> **Work required**: From the listing below, extract each entry exactly as written, minus the images.

>> start

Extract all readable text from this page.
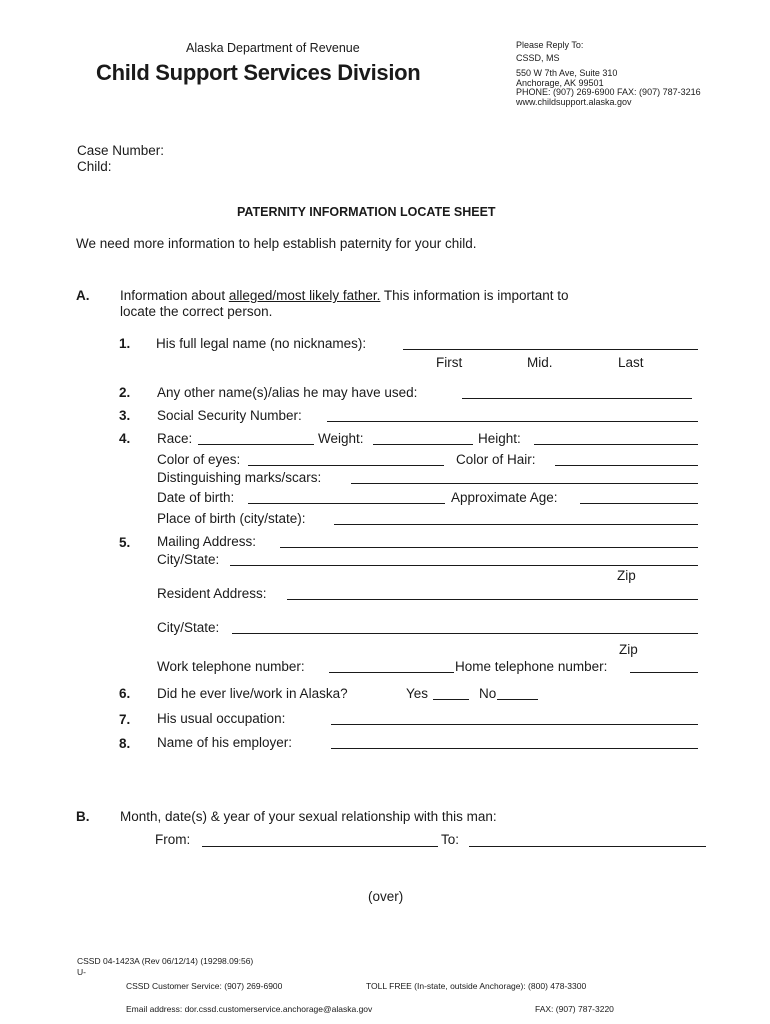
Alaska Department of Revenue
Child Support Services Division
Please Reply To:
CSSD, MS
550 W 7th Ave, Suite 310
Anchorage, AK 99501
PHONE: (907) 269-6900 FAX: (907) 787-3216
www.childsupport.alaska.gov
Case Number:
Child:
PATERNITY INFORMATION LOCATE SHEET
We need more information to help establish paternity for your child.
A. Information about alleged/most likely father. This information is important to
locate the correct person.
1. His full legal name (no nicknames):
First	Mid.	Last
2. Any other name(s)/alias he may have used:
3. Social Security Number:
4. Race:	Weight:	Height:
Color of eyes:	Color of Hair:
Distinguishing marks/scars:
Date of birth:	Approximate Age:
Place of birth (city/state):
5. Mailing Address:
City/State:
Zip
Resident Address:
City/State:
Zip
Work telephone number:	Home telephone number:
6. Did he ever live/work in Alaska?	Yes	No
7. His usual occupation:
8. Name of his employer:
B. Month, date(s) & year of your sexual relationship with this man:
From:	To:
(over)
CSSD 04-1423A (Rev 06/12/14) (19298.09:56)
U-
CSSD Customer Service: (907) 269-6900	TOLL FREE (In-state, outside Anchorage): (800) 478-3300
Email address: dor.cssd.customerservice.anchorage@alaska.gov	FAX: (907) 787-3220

>> end

> **Result of the task**:
Extract all readable text from this page.
Alaska Department of Revenue
Child Support Services Division
Please Reply To:
CSSD, MS
550 W 7th Ave, Suite 310
Anchorage, AK 99501
PHONE: (907) 269-6900 FAX: (907) 787-3216
www.childsupport.alaska.gov
Case Number:
Child:
PATERNITY INFORMATION LOCATE SHEET
We need more information to help establish paternity for your child.
A. Information about alleged/most likely father. This information is important to
locate the correct person.
1. His full legal name (no nicknames):
First	Mid.	Last
2. Any other name(s)/alias he may have used:
3. Social Security Number:
4. Race:	Weight:	Height:
Color of eyes:	Color of Hair:
Distinguishing marks/scars:
Date of birth:	Approximate Age:
Place of birth (city/state):
5. Mailing Address:
City/State:
Zip
Resident Address:
City/State:
Zip
Work telephone number:	Home telephone number:
6. Did he ever live/work in Alaska?	Yes	No
7. His usual occupation:
8. Name of his employer:
B. Month, date(s) & year of your sexual relationship with this man:
From:	To:
(over)
CSSD 04-1423A (Rev 06/12/14) (19298.09:56)
U-
CSSD Customer Service: (907) 269-6900	TOLL FREE (In-state, outside Anchorage): (800) 478-3300
Email address: dor.cssd.customerservice.anchorage@alaska.gov	FAX: (907) 787-3220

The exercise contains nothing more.